▶ **Instructions to follow**: Using the listing below, report all lines holding the word "content".

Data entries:
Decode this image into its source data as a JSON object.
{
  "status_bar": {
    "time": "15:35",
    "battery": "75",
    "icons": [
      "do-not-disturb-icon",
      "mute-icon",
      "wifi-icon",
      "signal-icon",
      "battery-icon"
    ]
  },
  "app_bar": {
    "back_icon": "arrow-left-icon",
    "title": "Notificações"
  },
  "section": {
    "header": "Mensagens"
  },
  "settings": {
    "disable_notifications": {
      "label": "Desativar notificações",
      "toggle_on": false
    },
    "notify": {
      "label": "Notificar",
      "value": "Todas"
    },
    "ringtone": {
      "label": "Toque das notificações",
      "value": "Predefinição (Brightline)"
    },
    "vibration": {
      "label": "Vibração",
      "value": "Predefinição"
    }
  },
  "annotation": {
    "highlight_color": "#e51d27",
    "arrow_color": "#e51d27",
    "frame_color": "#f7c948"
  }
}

...

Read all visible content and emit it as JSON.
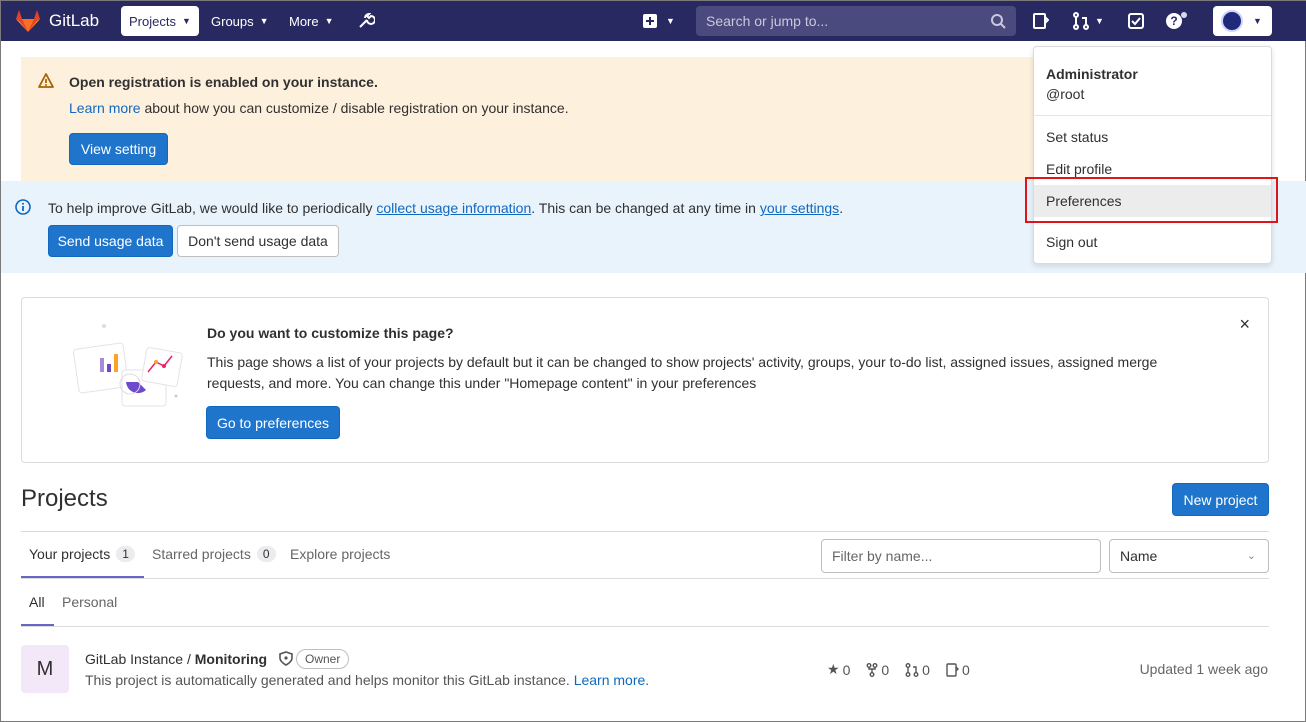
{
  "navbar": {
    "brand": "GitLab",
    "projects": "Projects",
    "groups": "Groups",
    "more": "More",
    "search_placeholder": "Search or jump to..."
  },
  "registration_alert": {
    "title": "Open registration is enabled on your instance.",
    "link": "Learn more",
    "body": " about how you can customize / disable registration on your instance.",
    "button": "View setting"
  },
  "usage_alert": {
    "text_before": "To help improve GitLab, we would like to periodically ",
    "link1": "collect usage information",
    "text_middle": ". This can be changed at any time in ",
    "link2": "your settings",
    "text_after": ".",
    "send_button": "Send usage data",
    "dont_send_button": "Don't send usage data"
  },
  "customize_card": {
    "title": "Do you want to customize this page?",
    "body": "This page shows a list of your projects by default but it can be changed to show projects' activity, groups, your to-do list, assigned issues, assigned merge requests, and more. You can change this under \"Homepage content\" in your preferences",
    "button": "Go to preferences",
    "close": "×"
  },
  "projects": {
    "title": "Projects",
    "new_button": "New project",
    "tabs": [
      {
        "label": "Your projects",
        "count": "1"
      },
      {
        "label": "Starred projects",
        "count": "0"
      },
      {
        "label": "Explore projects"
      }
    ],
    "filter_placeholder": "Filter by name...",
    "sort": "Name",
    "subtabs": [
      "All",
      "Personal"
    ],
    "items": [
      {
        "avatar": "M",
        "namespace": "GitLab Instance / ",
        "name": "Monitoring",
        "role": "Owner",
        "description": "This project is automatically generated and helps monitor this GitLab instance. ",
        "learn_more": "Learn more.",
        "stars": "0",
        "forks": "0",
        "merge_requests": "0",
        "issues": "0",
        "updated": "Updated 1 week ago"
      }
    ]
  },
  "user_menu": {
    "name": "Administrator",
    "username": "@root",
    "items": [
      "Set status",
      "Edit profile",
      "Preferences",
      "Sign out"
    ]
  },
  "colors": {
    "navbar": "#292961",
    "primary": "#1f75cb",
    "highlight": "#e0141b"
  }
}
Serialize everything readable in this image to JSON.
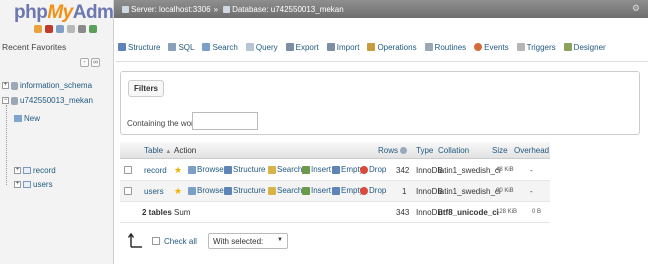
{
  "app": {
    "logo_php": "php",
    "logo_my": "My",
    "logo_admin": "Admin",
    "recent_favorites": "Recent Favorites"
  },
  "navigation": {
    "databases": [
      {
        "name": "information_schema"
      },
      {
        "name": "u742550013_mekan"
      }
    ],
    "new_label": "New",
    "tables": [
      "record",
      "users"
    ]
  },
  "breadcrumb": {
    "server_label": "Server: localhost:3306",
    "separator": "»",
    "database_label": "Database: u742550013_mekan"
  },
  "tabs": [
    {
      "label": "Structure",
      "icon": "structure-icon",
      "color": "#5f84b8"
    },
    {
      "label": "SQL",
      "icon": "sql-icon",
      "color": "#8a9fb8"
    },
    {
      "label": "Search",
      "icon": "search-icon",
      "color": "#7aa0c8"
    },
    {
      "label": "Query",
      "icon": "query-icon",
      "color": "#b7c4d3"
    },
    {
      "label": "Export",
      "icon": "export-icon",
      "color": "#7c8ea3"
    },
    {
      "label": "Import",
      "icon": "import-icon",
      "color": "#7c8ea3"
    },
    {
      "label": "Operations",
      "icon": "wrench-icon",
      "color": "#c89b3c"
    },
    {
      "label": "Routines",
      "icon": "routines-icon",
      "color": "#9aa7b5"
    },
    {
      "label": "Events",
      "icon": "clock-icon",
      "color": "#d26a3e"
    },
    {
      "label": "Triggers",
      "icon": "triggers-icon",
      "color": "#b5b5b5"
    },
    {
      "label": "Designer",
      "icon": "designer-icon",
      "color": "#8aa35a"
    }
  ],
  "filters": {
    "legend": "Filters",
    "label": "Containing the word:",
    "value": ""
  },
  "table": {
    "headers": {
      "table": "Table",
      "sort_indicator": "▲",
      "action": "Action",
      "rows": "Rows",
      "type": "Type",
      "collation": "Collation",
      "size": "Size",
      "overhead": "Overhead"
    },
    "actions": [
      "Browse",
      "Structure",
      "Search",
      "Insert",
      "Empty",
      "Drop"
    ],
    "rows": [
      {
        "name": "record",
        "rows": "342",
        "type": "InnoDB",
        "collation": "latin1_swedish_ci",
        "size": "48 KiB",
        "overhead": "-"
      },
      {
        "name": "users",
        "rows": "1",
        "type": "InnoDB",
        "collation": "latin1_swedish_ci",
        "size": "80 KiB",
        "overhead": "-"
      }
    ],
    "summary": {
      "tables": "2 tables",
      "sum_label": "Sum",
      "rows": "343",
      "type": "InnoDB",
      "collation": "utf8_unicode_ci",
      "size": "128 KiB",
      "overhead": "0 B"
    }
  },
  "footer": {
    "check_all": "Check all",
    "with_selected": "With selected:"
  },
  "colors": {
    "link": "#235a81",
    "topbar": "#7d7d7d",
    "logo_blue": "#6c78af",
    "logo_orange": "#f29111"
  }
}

▶ **Written answer**:
Read all visible content and emit it as JSON.
    "body": "This page shows a list of your projects by default but it can be changed to show projects' activity, groups, your to-do list, assigned issues, assigned merge requests, and more. You can change this under \"Homepage content\" in your preferences",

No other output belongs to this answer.